* [Work instruction]: Please count how many lines in the entries below contain "Xanthophyta" and reply with the figure alone.

-------- Records provided --------

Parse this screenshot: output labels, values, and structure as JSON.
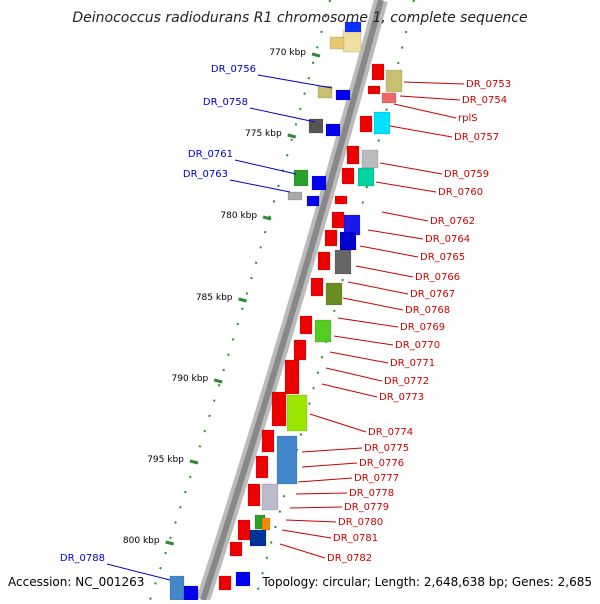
{
  "title": "Deinococcus radiodurans R1 chromosome 1, complete sequence",
  "accession": "Accession: NC_001263",
  "summary": "Topology: circular; Length: 2,648,638 bp; Genes: 2,685",
  "colors": {
    "forward_label": "#0000cc",
    "reverse_label": "#cc0000",
    "backbone": "#888888",
    "tick": "#2e8b2e",
    "forward_arrow": "#0000ee",
    "reverse_arrow": "#ee0000"
  },
  "scale_labels": [
    "770 kbp",
    "775 kbp",
    "780 kbp",
    "785 kbp",
    "790 kbp",
    "795 kbp",
    "800 kbp"
  ],
  "forward_genes": [
    "DR_0756",
    "DR_0758",
    "DR_0761",
    "DR_0763",
    "DR_0788"
  ],
  "reverse_genes": [
    "DR_0753",
    "DR_0754",
    "rplS",
    "DR_0757",
    "DR_0759",
    "DR_0760",
    "DR_0762",
    "DR_0764",
    "DR_0765",
    "DR_0766",
    "DR_0767",
    "DR_0768",
    "DR_0769",
    "DR_0770",
    "DR_0771",
    "DR_0772",
    "DR_0773",
    "DR_0774",
    "DR_0775",
    "DR_0776",
    "DR_0777",
    "DR_0778",
    "DR_0779",
    "DR_0780",
    "DR_0781",
    "DR_0782"
  ]
}
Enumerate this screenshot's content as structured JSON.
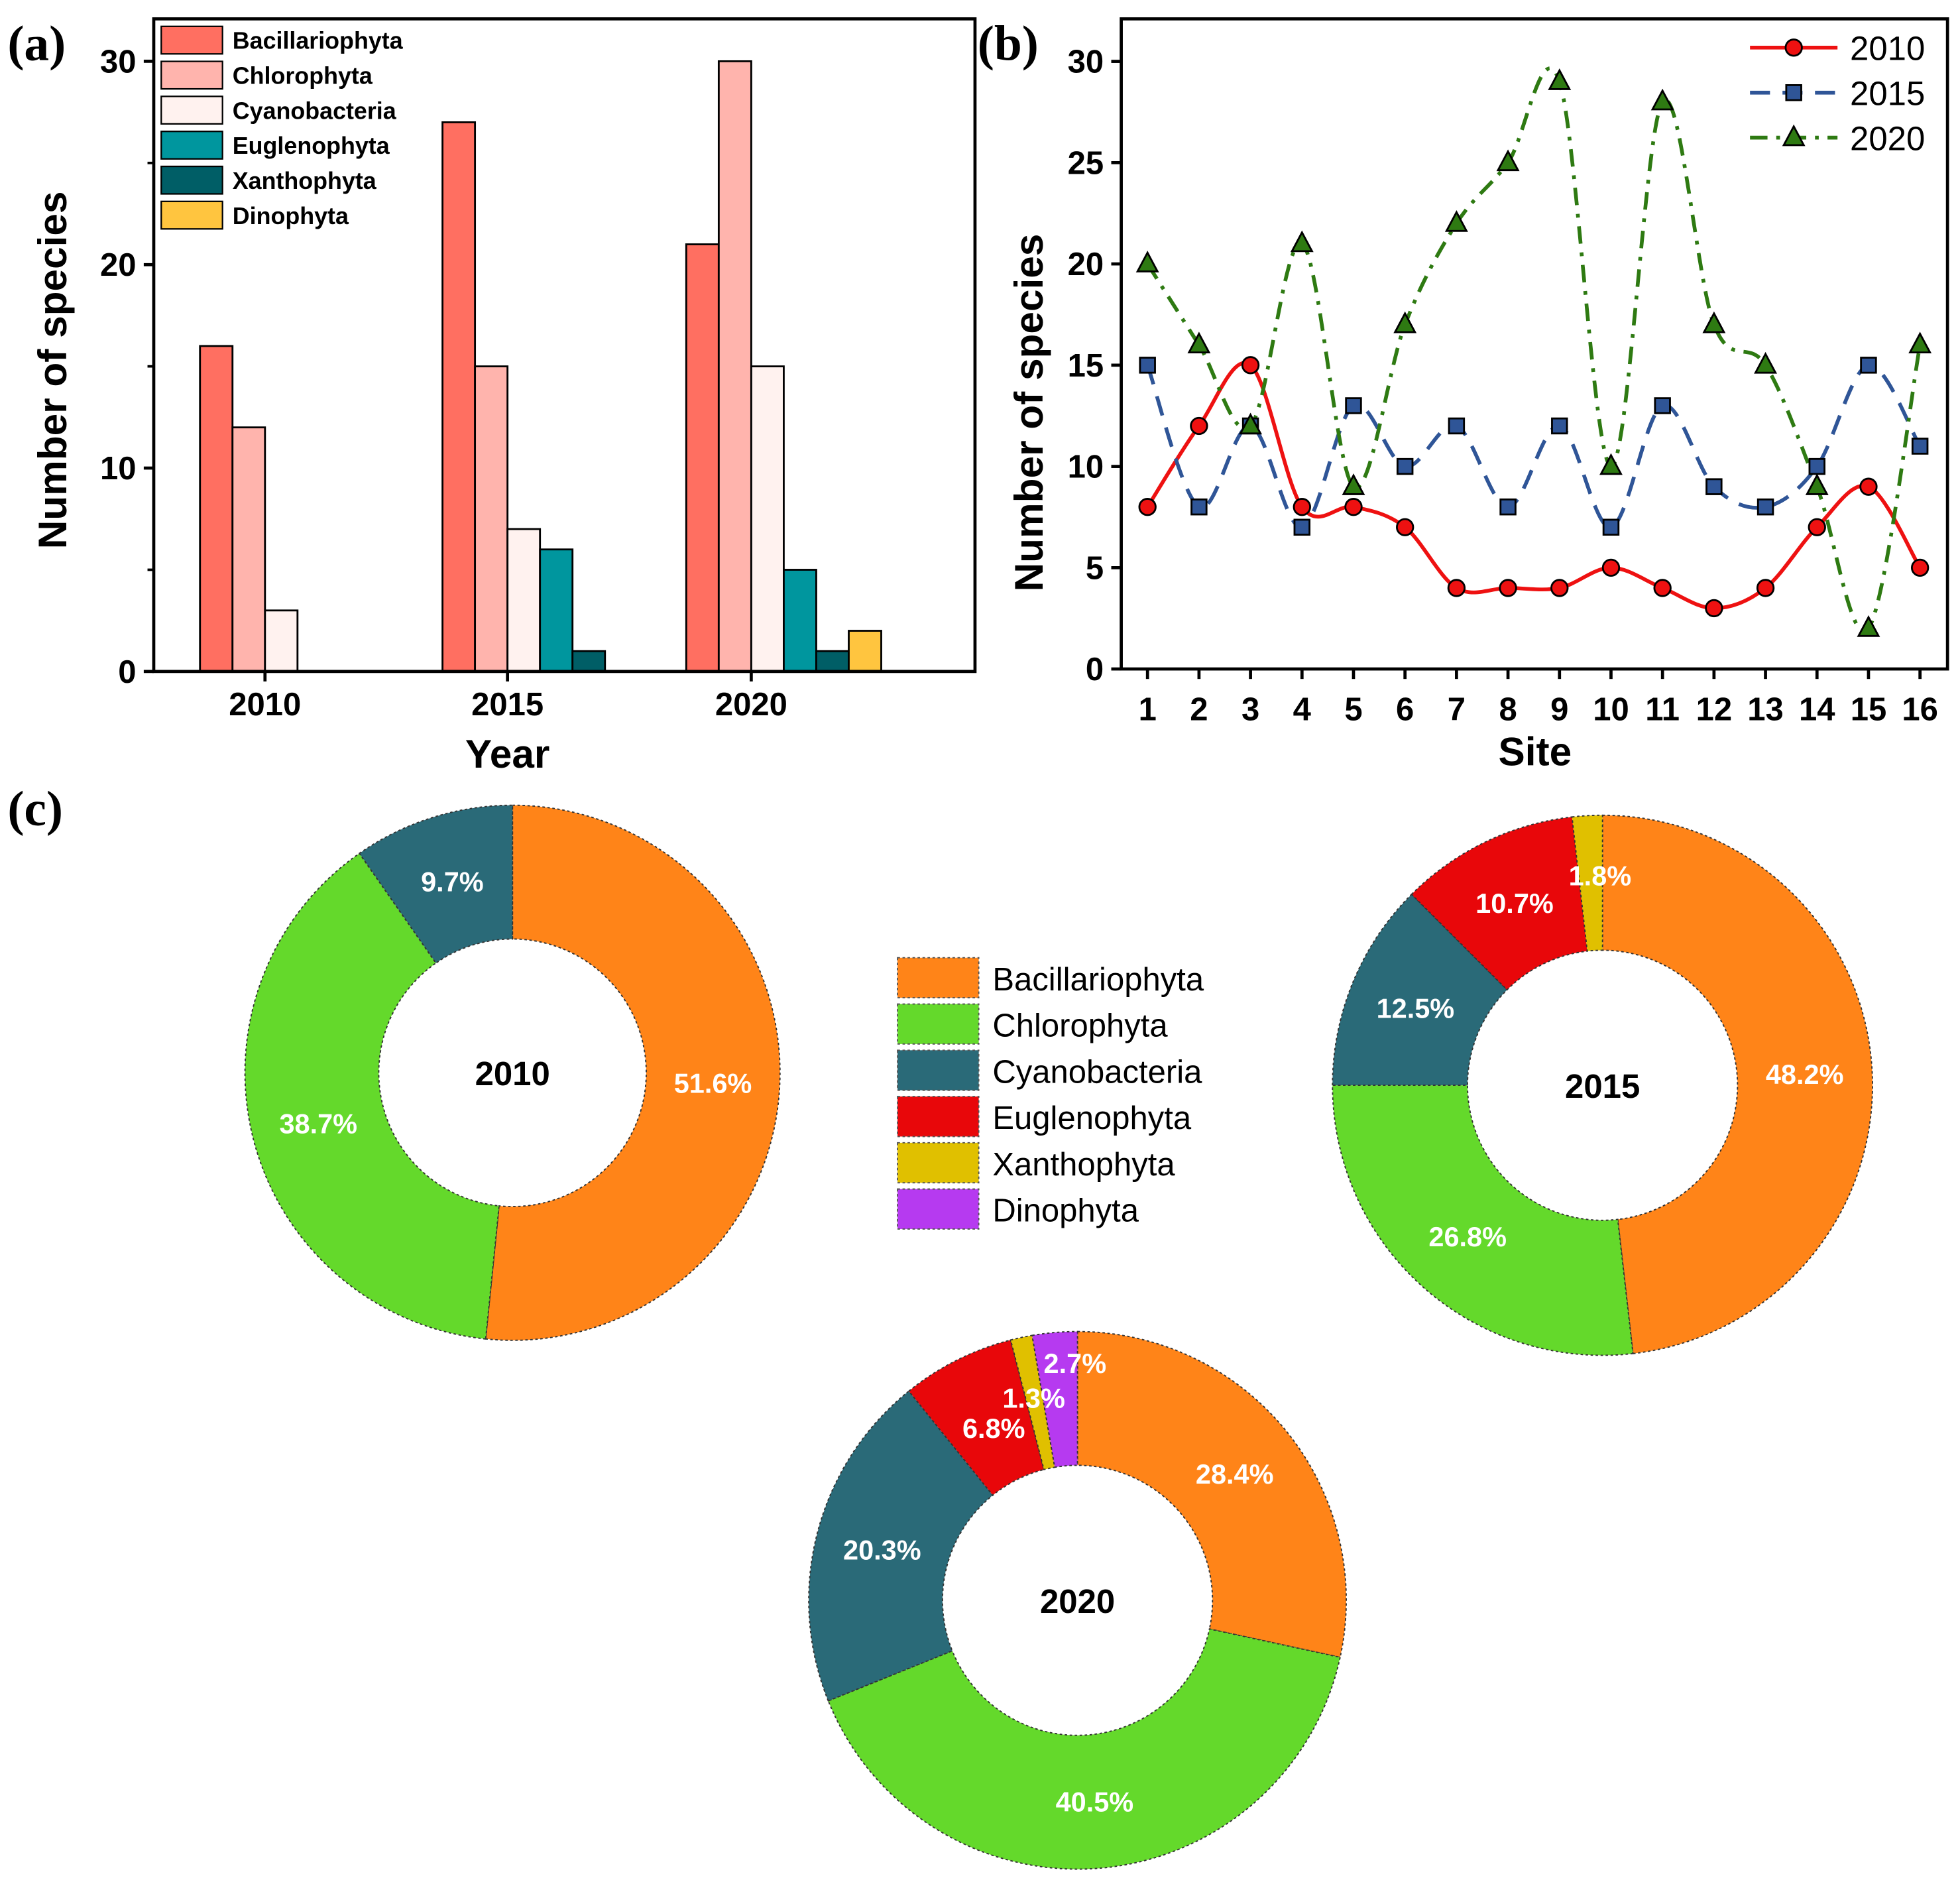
{
  "panel_labels": {
    "a": "(a)",
    "b": "(b)",
    "c": "(c)"
  },
  "colors": {
    "bar": {
      "Bacillariophyta": "#ff6f61",
      "Chlorophyta": "#ffb4ad",
      "Cyanobacteria": "#fff2ef",
      "Euglenophyta": "#00969e",
      "Xanthophyta": "#005e66",
      "Dinophyta": "#ffc53f"
    },
    "line": {
      "2010": "#ee1111",
      "2015": "#2f5597",
      "2020": "#2e7a12"
    },
    "pie": {
      "Bacillariophyta": "#ff8418",
      "Chlorophyta": "#64d92b",
      "Cyanobacteria": "#2a6a78",
      "Euglenophyta": "#e8070a",
      "Xanthophyta": "#e0c000",
      "Dinophyta": "#b63af0"
    }
  },
  "chart_data": [
    {
      "id": "a",
      "type": "bar",
      "title": "",
      "xlabel": "Year",
      "ylabel": "Number of species",
      "ylim": [
        0,
        32
      ],
      "yticks": [
        0,
        10,
        20,
        30
      ],
      "categories": [
        "2010",
        "2015",
        "2020"
      ],
      "legend_position": "top-left",
      "series": [
        {
          "name": "Bacillariophyta",
          "values": [
            16,
            27,
            21
          ]
        },
        {
          "name": "Chlorophyta",
          "values": [
            12,
            15,
            30
          ]
        },
        {
          "name": "Cyanobacteria",
          "values": [
            3,
            7,
            15
          ]
        },
        {
          "name": "Euglenophyta",
          "values": [
            0,
            6,
            5
          ]
        },
        {
          "name": "Xanthophyta",
          "values": [
            0,
            1,
            1
          ]
        },
        {
          "name": "Dinophyta",
          "values": [
            0,
            0,
            2
          ]
        }
      ]
    },
    {
      "id": "b",
      "type": "line",
      "title": "",
      "xlabel": "Site",
      "ylabel": "Number of species",
      "ylim": [
        0,
        32
      ],
      "yticks": [
        0,
        5,
        10,
        15,
        20,
        25,
        30
      ],
      "x": [
        1,
        2,
        3,
        4,
        5,
        6,
        7,
        8,
        9,
        10,
        11,
        12,
        13,
        14,
        15,
        16
      ],
      "legend_position": "top-right",
      "series": [
        {
          "name": "2010",
          "marker": "circle",
          "style": "solid",
          "values": [
            8,
            12,
            15,
            8,
            8,
            7,
            4,
            4,
            4,
            5,
            4,
            3,
            4,
            7,
            9,
            5
          ]
        },
        {
          "name": "2015",
          "marker": "square",
          "style": "dashed",
          "values": [
            15,
            8,
            12,
            7,
            13,
            10,
            12,
            8,
            12,
            7,
            13,
            9,
            8,
            10,
            15,
            11
          ]
        },
        {
          "name": "2020",
          "marker": "triangle",
          "style": "dash-dot",
          "values": [
            20,
            16,
            12,
            21,
            9,
            17,
            22,
            25,
            29,
            10,
            28,
            17,
            15,
            9,
            2,
            16
          ]
        }
      ]
    },
    {
      "id": "c",
      "type": "pie",
      "legend_position": "center",
      "legend": [
        "Bacillariophyta",
        "Chlorophyta",
        "Cyanobacteria",
        "Euglenophyta",
        "Xanthophyta",
        "Dinophyta"
      ],
      "donuts": [
        {
          "title": "2010",
          "slices": [
            {
              "name": "Bacillariophyta",
              "value": 51.6,
              "label": "51.6%"
            },
            {
              "name": "Chlorophyta",
              "value": 38.7,
              "label": "38.7%"
            },
            {
              "name": "Cyanobacteria",
              "value": 9.7,
              "label": "9.7%"
            }
          ]
        },
        {
          "title": "2015",
          "slices": [
            {
              "name": "Bacillariophyta",
              "value": 48.2,
              "label": "48.2%"
            },
            {
              "name": "Chlorophyta",
              "value": 26.8,
              "label": "26.8%"
            },
            {
              "name": "Cyanobacteria",
              "value": 12.5,
              "label": "12.5%"
            },
            {
              "name": "Euglenophyta",
              "value": 10.7,
              "label": "10.7%"
            },
            {
              "name": "Xanthophyta",
              "value": 1.8,
              "label": "1.8%"
            }
          ]
        },
        {
          "title": "2020",
          "slices": [
            {
              "name": "Bacillariophyta",
              "value": 28.4,
              "label": "28.4%"
            },
            {
              "name": "Chlorophyta",
              "value": 40.5,
              "label": "40.5%"
            },
            {
              "name": "Cyanobacteria",
              "value": 20.3,
              "label": "20.3%"
            },
            {
              "name": "Euglenophyta",
              "value": 6.8,
              "label": "6.8%"
            },
            {
              "name": "Xanthophyta",
              "value": 1.3,
              "label": "1.3%"
            },
            {
              "name": "Dinophyta",
              "value": 2.7,
              "label": "2.7%"
            }
          ]
        }
      ]
    }
  ]
}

--------

* [Reply]: 6